(Source records)
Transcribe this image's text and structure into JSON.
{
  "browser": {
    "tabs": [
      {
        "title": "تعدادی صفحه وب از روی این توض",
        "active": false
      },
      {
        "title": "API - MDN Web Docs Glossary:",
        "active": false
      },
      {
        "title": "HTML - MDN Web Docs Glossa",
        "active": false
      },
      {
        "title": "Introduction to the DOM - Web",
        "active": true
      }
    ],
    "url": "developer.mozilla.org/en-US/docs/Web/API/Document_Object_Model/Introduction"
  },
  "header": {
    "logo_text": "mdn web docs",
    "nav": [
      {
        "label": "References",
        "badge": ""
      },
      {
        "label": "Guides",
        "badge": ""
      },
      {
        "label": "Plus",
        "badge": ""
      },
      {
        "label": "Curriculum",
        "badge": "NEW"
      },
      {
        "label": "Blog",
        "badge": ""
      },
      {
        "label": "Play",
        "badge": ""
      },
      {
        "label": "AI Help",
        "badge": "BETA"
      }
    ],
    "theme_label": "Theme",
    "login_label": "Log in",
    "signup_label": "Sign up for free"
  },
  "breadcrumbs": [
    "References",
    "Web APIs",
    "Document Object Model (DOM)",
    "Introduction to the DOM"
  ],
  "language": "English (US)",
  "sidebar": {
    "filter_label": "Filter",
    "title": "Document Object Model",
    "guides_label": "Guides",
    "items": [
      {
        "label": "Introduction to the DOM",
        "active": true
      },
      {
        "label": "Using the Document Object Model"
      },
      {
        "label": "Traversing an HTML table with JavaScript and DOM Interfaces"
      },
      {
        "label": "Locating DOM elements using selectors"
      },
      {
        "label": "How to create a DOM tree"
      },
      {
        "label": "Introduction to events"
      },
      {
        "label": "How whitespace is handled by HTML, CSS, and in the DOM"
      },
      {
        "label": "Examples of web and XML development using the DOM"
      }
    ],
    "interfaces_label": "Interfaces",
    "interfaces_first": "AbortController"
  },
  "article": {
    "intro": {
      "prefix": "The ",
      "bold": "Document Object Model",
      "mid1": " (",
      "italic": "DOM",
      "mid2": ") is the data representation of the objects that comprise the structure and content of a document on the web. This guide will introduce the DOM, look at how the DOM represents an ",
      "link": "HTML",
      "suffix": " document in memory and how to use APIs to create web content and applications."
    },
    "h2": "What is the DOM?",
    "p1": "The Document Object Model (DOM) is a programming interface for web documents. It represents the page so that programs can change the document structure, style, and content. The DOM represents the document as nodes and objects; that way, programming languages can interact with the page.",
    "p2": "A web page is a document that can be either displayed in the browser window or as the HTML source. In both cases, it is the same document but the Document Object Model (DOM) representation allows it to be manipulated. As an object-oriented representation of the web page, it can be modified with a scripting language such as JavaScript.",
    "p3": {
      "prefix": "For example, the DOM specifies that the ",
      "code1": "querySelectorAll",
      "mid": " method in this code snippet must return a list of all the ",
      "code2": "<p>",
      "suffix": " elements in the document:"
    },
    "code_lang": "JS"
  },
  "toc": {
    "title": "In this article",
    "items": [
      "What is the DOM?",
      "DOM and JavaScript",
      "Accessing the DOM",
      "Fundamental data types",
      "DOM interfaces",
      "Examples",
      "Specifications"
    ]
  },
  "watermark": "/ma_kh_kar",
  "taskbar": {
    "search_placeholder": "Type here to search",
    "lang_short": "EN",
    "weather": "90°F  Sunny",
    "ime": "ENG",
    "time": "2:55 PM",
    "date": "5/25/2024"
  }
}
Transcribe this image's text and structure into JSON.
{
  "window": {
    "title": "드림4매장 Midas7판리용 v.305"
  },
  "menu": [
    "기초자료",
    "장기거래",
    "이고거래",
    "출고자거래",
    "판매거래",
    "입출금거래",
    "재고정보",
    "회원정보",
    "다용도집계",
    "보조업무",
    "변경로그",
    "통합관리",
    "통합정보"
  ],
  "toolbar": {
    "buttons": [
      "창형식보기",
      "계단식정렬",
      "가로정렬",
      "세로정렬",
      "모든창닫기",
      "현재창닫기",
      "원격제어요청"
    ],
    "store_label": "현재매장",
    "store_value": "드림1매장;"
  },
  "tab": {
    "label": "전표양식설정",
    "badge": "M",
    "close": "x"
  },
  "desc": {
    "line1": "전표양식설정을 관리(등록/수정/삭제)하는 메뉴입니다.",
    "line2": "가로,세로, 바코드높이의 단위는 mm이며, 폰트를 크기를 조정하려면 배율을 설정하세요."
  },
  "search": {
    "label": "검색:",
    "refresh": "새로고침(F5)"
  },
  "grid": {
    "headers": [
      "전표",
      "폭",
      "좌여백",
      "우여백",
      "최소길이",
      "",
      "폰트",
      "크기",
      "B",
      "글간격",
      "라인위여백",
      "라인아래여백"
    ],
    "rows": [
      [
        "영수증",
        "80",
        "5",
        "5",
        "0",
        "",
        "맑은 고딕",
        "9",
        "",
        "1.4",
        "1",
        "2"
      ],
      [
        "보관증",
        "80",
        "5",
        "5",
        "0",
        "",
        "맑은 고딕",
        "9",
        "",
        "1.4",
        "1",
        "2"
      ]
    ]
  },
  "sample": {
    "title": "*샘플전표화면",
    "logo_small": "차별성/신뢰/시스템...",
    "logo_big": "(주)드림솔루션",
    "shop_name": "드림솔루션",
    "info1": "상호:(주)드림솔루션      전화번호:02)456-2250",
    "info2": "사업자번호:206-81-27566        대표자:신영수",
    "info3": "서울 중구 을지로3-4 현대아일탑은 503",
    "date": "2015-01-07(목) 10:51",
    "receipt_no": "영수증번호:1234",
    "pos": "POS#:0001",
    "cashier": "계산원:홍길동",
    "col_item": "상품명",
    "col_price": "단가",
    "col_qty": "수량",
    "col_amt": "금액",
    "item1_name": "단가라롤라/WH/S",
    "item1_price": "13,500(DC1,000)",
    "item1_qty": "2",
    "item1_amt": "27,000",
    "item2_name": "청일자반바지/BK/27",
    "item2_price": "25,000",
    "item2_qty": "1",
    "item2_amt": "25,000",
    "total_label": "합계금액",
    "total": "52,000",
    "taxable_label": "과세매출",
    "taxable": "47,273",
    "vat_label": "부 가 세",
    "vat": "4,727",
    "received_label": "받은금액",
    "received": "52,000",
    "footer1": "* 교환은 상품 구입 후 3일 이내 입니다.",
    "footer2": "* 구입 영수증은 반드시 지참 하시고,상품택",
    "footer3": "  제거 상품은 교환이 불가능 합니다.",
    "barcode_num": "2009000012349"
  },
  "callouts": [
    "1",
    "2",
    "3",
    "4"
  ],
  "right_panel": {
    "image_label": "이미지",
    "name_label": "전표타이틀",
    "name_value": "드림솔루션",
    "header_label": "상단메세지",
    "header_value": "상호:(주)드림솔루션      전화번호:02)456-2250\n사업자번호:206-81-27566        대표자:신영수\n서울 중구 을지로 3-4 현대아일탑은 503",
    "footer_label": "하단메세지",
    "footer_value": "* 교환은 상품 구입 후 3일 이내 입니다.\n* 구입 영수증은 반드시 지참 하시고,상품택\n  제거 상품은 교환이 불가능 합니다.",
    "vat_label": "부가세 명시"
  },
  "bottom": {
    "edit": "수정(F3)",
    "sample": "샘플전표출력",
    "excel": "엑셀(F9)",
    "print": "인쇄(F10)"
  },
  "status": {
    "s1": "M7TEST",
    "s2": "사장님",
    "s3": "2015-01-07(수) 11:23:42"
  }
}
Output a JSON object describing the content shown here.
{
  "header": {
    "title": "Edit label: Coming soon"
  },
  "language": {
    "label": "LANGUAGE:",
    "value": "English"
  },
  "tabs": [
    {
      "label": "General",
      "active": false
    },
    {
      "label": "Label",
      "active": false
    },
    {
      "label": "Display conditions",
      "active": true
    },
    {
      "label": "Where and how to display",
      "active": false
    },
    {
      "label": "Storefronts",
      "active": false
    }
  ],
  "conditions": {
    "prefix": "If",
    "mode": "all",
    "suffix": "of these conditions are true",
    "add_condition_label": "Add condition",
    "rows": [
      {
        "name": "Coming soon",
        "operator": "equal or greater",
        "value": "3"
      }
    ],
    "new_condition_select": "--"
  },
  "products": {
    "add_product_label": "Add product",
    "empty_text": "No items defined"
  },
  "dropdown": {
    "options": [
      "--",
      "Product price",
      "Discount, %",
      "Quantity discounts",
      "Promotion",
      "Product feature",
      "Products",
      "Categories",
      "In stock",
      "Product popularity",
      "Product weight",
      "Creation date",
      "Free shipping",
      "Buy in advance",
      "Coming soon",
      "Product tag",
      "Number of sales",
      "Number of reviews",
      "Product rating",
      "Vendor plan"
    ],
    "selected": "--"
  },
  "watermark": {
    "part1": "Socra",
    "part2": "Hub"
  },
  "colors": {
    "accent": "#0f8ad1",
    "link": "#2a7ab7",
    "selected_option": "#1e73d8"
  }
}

PROMPT
Track down every line with the word "create" and copy it.

COMPLETE RESPONSE
        "label": "How to create a DOM tree"
      "suffix": " document in memory and how to use APIs to create web content and applications."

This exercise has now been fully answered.